• Written request: Locate the line that contains "Serialize everything readable". Copy it and every following line through the end of the records, exactly, and include nothing else.

-- Exercise data start --

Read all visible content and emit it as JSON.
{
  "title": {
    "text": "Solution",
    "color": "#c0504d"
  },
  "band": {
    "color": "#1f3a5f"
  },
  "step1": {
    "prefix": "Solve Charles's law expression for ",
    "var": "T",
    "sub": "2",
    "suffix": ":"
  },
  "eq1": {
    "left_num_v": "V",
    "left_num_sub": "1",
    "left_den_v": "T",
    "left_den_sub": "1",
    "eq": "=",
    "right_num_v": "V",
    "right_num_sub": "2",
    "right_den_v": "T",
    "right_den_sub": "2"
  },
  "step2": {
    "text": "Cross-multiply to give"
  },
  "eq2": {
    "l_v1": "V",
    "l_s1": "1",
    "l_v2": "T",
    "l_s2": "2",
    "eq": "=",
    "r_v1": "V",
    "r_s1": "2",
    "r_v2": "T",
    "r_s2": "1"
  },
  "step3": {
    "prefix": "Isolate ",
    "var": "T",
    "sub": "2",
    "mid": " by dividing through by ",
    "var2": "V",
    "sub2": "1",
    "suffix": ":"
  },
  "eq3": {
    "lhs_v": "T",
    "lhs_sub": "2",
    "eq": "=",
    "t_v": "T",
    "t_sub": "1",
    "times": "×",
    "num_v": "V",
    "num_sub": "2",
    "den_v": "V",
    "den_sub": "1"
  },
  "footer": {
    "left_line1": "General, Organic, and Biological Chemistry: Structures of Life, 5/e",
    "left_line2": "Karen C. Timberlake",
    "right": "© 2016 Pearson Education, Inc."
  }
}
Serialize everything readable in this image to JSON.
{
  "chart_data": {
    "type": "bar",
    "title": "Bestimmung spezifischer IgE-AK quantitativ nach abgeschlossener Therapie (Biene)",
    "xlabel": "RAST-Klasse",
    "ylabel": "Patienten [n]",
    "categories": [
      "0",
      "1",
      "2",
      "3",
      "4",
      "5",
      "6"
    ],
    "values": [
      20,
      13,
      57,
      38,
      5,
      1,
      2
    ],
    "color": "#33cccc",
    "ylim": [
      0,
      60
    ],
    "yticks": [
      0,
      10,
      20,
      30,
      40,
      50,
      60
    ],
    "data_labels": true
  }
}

-- Exercise data end --

• Written solution:
Serialize everything readable in this image to JSON.
{
  "chart_data": {
    "type": "bar",
    "title": "Bestimmung spezifischer IgE-AK quantitativ nach abgeschlossener Therapie (Biene)",
    "xlabel": "RAST-Klasse",
    "ylabel": "Patienten [n]",
    "categories": [
      "0",
      "1",
      "2",
      "3",
      "4",
      "5",
      "6"
    ],
    "values": [
      20,
      13,
      57,
      38,
      5,
      1,
      2
    ],
    "color": "#33cccc",
    "ylim": [
      0,
      60
    ],
    "yticks": [
      0,
      10,
      20,
      30,
      40,
      50,
      60
    ],
    "data_labels": true
  }
}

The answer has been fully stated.